* Start *

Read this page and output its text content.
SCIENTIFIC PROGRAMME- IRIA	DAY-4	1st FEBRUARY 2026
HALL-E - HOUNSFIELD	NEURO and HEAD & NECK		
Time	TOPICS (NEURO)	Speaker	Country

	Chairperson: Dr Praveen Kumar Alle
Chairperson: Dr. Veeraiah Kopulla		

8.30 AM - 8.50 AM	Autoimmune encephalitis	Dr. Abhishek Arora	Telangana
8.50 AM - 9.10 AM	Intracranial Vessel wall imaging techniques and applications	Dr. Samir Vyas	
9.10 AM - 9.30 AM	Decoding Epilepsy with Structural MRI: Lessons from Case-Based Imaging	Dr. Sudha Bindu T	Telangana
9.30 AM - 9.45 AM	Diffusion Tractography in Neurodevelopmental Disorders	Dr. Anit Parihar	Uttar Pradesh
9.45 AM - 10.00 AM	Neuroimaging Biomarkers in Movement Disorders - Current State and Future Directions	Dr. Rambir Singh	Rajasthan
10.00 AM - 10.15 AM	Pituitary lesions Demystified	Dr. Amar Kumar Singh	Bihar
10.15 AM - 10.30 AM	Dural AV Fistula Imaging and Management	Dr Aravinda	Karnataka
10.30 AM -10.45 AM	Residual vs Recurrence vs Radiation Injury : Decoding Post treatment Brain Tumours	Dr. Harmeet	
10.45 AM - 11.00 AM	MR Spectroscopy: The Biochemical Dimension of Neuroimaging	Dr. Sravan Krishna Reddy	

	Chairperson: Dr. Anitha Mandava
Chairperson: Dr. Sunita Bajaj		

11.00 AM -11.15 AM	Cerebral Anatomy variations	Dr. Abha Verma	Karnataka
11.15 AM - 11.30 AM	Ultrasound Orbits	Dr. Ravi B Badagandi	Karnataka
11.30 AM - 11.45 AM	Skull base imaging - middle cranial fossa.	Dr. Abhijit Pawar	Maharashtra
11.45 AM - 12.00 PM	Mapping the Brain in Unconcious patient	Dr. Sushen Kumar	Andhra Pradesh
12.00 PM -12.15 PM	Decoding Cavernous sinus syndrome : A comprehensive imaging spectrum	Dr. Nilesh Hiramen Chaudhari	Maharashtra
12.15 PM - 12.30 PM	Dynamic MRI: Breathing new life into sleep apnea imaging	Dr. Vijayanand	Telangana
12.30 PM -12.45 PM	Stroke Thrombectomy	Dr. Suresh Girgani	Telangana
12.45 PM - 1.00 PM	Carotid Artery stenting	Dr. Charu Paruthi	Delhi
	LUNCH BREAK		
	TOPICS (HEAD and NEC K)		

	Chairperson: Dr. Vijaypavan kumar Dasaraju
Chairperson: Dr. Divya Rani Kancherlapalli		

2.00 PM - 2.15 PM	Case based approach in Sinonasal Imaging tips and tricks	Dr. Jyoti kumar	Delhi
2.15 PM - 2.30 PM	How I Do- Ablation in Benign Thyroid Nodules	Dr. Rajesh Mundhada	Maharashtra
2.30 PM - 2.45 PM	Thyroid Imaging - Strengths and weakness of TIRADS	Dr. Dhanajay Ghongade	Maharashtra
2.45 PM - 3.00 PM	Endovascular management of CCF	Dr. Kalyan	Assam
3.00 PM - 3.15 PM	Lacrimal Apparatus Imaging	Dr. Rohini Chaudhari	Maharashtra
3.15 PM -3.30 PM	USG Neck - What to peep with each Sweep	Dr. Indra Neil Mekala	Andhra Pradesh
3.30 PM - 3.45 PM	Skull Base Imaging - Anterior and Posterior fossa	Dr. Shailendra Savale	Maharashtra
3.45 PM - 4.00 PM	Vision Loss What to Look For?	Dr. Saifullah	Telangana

* End *

### Your objective
Set down all of the entries exactly, please.

### Correct answer
Read this page and output its text content.
SCIENTIFIC PROGRAMME- IRIA	DAY-4	1st FEBRUARY 2026
HALL-E - HOUNSFIELD	NEURO and HEAD & NECK		
Time	TOPICS (NEURO)	Speaker	Country

	Chairperson: Dr Praveen Kumar Alle
Chairperson: Dr. Veeraiah Kopulla		

8.30 AM - 8.50 AM	Autoimmune encephalitis	Dr. Abhishek Arora	Telangana
8.50 AM - 9.10 AM	Intracranial Vessel wall imaging techniques and applications	Dr. Samir Vyas	
9.10 AM - 9.30 AM	Decoding Epilepsy with Structural MRI: Lessons from Case-Based Imaging	Dr. Sudha Bindu T	Telangana
9.30 AM - 9.45 AM	Diffusion Tractography in Neurodevelopmental Disorders	Dr. Anit Parihar	Uttar Pradesh
9.45 AM - 10.00 AM	Neuroimaging Biomarkers in Movement Disorders - Current State and Future Directions	Dr. Rambir Singh	Rajasthan
10.00 AM - 10.15 AM	Pituitary lesions Demystified	Dr. Amar Kumar Singh	Bihar
10.15 AM - 10.30 AM	Dural AV Fistula Imaging and Management	Dr Aravinda	Karnataka
10.30 AM -10.45 AM	Residual vs Recurrence vs Radiation Injury : Decoding Post treatment Brain Tumours	Dr. Harmeet	
10.45 AM - 11.00 AM	MR Spectroscopy: The Biochemical Dimension of Neuroimaging	Dr. Sravan Krishna Reddy	

	Chairperson: Dr. Anitha Mandava
Chairperson: Dr. Sunita Bajaj		

11.00 AM -11.15 AM	Cerebral Anatomy variations	Dr. Abha Verma	Karnataka
11.15 AM - 11.30 AM	Ultrasound Orbits	Dr. Ravi B Badagandi	Karnataka
11.30 AM - 11.45 AM	Skull base imaging - middle cranial fossa.	Dr. Abhijit Pawar	Maharashtra
11.45 AM - 12.00 PM	Mapping the Brain in Unconcious patient	Dr. Sushen Kumar	Andhra Pradesh
12.00 PM -12.15 PM	Decoding Cavernous sinus syndrome : A comprehensive imaging spectrum	Dr. Nilesh Hiramen Chaudhari	Maharashtra
12.15 PM - 12.30 PM	Dynamic MRI: Breathing new life into sleep apnea imaging	Dr. Vijayanand	Telangana
12.30 PM -12.45 PM	Stroke Thrombectomy	Dr. Suresh Girgani	Telangana
12.45 PM - 1.00 PM	Carotid Artery stenting	Dr. Charu Paruthi	Delhi
	LUNCH BREAK		
	TOPICS (HEAD and NEC K)		

	Chairperson: Dr. Vijaypavan kumar Dasaraju
Chairperson: Dr. Divya Rani Kancherlapalli		

2.00 PM - 2.15 PM	Case based approach in Sinonasal Imaging tips and tricks	Dr. Jyoti kumar	Delhi
2.15 PM - 2.30 PM	How I Do- Ablation in Benign Thyroid Nodules	Dr. Rajesh Mundhada	Maharashtra
2.30 PM - 2.45 PM	Thyroid Imaging - Strengths and weakness of TIRADS	Dr. Dhanajay Ghongade	Maharashtra
2.45 PM - 3.00 PM	Endovascular management of CCF	Dr. Kalyan	Assam
3.00 PM - 3.15 PM	Lacrimal Apparatus Imaging	Dr. Rohini Chaudhari	Maharashtra
3.15 PM -3.30 PM	USG Neck - What to peep with each Sweep	Dr. Indra Neil Mekala	Andhra Pradesh
3.30 PM - 3.45 PM	Skull Base Imaging - Anterior and Posterior fossa	Dr. Shailendra Savale	Maharashtra
3.45 PM - 4.00 PM	Vision Loss What to Look For?	Dr. Saifullah	Telangana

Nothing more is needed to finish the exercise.